» EXCERPT
Code page 861
- MIME / IANA: IBM861
- Alias(es): cp861, 861, cp-is

= Code page 861 =

Computer character set for Icelandic

Code page 861 (CCSID 861) (also known as CP 861, IBM 00861, OEM 861, DOS Icelandic) is a code page used under DOS in Iceland to write the Icelandic language (as well as other Nordic languages).

==Character set==
The following table shows code page 861. Each character is shown with its equivalent Unicode code point. Only the second half of the table (code points 128–255) is shown, the first half (code points 0–127) being the same as code page 437.

» DATA EXCERPTS

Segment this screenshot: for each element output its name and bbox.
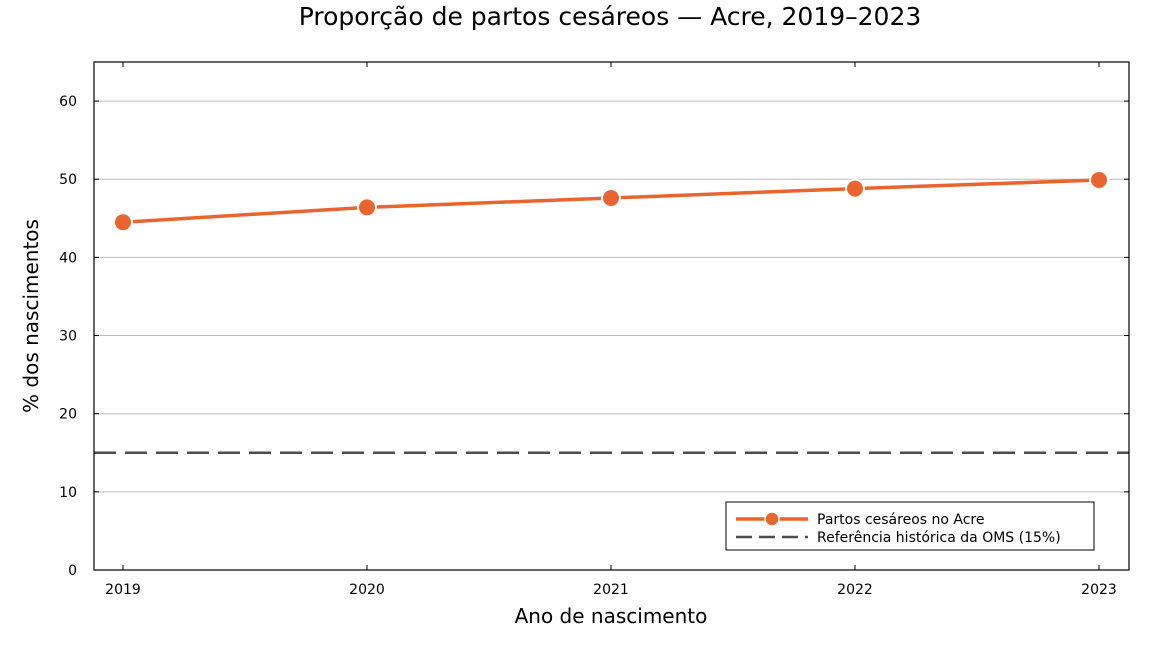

---

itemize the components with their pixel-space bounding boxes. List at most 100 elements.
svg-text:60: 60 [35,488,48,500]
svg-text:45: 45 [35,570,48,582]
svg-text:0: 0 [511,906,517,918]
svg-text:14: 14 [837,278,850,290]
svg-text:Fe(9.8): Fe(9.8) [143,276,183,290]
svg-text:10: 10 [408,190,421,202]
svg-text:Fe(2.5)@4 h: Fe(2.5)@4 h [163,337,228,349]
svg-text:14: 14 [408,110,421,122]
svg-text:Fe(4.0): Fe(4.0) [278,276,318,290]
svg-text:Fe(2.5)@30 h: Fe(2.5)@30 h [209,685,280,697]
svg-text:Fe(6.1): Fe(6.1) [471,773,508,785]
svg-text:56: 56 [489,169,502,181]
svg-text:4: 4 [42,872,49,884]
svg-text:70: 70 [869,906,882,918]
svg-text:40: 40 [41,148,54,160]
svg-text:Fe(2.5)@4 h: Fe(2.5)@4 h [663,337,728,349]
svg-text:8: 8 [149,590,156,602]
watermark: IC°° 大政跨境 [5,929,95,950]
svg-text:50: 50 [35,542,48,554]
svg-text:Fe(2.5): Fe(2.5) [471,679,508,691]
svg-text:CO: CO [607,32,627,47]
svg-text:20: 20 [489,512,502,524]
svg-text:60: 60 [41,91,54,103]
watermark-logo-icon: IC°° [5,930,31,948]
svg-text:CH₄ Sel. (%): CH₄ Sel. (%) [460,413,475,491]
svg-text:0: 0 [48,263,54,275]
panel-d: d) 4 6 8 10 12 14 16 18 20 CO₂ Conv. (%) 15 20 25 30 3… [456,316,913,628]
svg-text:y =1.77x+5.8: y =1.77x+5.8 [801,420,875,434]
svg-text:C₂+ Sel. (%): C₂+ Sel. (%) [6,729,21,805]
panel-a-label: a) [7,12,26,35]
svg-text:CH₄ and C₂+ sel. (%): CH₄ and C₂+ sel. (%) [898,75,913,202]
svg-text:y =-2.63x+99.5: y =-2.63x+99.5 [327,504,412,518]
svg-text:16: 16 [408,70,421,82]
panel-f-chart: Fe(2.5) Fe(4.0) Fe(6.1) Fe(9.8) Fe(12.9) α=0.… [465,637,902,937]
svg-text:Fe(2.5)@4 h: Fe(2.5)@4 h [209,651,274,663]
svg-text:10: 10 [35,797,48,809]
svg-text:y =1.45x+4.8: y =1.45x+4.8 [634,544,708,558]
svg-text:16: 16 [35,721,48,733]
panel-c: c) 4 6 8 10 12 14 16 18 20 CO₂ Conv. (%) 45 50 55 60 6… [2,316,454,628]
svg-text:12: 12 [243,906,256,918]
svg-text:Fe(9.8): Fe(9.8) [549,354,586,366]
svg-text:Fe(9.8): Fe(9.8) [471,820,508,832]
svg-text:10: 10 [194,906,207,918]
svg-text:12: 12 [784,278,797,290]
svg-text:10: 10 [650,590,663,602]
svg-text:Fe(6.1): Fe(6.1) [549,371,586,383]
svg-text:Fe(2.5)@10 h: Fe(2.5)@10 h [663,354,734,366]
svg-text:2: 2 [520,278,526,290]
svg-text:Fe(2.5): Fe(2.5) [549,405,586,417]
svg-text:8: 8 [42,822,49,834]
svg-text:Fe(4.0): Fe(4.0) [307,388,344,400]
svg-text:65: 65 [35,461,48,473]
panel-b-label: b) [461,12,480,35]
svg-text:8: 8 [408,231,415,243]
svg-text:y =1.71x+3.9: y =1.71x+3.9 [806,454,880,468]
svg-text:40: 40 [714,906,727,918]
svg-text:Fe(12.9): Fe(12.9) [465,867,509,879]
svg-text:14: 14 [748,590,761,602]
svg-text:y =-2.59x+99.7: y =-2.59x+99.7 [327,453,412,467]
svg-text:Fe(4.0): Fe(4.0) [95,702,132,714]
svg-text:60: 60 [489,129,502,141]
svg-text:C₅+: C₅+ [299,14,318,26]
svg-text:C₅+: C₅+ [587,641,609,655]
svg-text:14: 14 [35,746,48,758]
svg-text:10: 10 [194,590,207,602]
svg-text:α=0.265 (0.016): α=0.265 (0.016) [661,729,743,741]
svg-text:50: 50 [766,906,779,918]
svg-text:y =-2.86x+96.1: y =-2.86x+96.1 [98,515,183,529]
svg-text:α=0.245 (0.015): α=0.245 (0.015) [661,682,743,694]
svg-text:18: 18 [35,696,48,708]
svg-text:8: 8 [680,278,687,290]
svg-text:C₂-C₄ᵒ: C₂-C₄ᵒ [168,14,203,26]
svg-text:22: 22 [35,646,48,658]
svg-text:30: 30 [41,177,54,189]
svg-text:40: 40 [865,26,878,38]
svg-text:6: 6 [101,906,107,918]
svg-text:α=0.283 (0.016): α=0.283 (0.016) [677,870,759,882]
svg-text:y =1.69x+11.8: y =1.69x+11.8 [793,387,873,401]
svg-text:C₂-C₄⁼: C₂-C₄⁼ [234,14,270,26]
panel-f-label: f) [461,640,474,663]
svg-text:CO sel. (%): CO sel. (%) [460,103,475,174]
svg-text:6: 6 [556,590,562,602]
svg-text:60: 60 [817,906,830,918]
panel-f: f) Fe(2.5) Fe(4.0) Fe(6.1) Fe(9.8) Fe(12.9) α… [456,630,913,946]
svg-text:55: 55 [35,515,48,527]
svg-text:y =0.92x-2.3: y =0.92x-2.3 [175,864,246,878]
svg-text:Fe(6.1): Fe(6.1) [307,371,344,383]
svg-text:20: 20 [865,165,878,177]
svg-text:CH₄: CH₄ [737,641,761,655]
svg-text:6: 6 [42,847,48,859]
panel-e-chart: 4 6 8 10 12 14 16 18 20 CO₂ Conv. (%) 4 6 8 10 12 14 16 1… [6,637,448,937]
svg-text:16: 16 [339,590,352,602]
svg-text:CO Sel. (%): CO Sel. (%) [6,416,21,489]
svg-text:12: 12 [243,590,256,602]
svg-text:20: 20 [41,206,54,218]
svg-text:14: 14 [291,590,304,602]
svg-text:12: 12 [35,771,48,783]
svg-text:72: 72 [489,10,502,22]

* * *

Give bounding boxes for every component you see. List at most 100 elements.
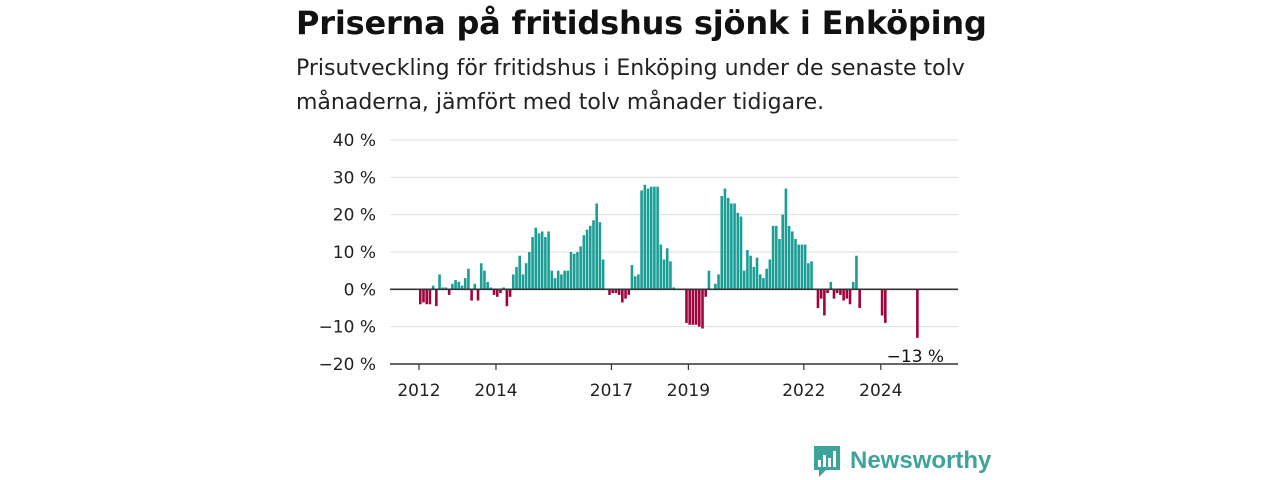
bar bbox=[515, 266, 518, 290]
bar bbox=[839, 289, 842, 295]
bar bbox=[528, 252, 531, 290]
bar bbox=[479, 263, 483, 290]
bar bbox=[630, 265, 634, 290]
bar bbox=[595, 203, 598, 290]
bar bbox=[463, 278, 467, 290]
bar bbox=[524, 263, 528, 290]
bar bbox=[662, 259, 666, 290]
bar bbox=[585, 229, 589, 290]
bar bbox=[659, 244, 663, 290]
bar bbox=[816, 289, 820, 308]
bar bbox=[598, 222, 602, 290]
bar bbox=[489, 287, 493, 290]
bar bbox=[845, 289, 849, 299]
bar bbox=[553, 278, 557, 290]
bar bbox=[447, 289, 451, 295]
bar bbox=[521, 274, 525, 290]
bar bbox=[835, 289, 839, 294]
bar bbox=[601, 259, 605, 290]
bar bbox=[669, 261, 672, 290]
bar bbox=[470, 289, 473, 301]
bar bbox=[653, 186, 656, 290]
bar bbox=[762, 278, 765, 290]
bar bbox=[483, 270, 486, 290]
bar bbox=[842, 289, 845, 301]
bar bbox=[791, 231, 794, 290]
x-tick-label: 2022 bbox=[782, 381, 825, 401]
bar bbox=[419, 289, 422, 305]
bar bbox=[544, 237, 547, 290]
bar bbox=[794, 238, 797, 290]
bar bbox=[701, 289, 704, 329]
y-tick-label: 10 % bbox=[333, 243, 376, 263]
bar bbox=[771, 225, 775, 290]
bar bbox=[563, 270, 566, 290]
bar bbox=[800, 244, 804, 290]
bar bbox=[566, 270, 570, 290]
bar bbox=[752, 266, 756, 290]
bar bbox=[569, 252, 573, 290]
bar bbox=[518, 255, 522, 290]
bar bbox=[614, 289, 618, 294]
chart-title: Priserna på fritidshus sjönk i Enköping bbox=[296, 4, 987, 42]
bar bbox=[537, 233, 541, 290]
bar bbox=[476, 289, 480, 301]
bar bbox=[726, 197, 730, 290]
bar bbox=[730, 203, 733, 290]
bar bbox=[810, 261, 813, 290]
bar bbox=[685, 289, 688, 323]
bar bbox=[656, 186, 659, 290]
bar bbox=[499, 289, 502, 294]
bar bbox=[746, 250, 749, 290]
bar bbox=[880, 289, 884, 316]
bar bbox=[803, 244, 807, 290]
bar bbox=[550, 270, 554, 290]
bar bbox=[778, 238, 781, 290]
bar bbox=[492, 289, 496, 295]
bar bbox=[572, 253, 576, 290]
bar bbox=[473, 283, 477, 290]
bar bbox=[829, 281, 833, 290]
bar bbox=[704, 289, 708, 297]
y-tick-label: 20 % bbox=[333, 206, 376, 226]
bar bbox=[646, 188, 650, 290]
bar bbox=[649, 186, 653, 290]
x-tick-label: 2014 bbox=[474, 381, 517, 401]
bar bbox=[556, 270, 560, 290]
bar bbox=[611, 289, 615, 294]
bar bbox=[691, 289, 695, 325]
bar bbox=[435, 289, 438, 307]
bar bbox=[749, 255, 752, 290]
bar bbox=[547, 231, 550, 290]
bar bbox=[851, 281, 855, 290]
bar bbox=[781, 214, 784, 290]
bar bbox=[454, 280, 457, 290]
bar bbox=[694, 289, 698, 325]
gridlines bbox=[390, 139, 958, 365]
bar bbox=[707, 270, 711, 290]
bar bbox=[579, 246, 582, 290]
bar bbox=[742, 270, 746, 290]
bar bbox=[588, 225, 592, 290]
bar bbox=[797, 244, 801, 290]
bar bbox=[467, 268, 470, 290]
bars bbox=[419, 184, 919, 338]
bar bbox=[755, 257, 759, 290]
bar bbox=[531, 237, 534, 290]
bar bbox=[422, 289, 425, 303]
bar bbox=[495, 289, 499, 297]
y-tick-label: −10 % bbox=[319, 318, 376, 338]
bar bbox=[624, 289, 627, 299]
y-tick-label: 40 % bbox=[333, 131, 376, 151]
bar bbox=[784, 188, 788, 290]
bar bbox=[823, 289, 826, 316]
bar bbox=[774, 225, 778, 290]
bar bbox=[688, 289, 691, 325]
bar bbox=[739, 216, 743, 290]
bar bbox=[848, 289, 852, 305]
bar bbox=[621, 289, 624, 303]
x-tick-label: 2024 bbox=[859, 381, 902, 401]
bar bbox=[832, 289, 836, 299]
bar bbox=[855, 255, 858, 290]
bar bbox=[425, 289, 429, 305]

» TASK INSTRUCTIONS
In the code page 861 article, rewrite the passage from "Code page 861 (CCSID" to "code page 437.", substituting "Scandinavian" for "Nordic". You won't need the listing for this.

» EXERCISE OUTPUT
Code page 861 (CCSID 861) (also known as CP 861, IBM 00861, OEM 861, DOS Icelandic) is a code page used under DOS in Iceland to write the Icelandic language (as well as other Scandinavian languages).

==Character set==
The following table shows code page 861. Each character is shown with its equivalent Unicode code point. Only the second half of the table (code points 128–255) is shown, the first half (code points 0–127) being the same as code page 437.